Copy each line of the data below with the word "icon".
++++ Dataset entries
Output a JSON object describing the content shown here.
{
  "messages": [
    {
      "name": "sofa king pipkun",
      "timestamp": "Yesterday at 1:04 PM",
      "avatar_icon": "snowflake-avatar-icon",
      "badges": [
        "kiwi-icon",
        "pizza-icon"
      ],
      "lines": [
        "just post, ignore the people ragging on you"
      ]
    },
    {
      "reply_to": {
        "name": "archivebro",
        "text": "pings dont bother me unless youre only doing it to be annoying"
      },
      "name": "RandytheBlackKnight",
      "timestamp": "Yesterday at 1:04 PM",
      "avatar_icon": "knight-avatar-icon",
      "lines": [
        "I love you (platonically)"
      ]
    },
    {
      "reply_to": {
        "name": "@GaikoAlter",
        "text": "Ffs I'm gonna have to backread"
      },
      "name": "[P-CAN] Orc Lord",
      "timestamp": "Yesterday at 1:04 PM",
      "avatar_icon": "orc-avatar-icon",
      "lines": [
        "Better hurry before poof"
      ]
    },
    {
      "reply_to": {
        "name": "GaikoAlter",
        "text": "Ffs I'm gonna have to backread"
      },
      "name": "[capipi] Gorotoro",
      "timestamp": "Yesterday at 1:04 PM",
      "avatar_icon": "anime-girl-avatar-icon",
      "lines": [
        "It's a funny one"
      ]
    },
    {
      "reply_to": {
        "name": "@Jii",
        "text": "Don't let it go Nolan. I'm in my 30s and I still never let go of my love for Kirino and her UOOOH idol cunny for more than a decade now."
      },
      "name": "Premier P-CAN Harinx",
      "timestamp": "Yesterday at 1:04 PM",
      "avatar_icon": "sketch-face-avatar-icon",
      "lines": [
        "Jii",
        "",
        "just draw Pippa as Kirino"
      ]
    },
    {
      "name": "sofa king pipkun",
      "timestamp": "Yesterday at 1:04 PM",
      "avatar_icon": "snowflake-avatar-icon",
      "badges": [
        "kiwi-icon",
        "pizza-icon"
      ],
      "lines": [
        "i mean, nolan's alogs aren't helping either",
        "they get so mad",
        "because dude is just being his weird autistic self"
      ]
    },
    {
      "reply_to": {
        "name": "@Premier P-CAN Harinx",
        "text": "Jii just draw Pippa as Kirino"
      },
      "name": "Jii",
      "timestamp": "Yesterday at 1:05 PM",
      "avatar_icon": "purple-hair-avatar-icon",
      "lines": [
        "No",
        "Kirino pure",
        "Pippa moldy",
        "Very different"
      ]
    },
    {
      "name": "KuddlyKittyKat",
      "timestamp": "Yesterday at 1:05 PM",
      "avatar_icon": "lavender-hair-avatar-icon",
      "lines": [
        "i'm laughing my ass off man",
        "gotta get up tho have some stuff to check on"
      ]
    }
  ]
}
++++++++
- **Result of the exercise**:
      "avatar_icon": "snowflake-avatar-icon",
        "kiwi-icon",
        "pizza-icon"
      "avatar_icon": "knight-avatar-icon",
      "avatar_icon": "orc-avatar-icon",
      "avatar_icon": "anime-girl-avatar-icon",
      "avatar_icon": "sketch-face-avatar-icon",
      "avatar_icon": "snowflake-avatar-icon",
        "kiwi-icon",
        "pizza-icon"
      "avatar_icon": "purple-hair-avatar-icon",
      "avatar_icon": "lavender-hair-avatar-icon",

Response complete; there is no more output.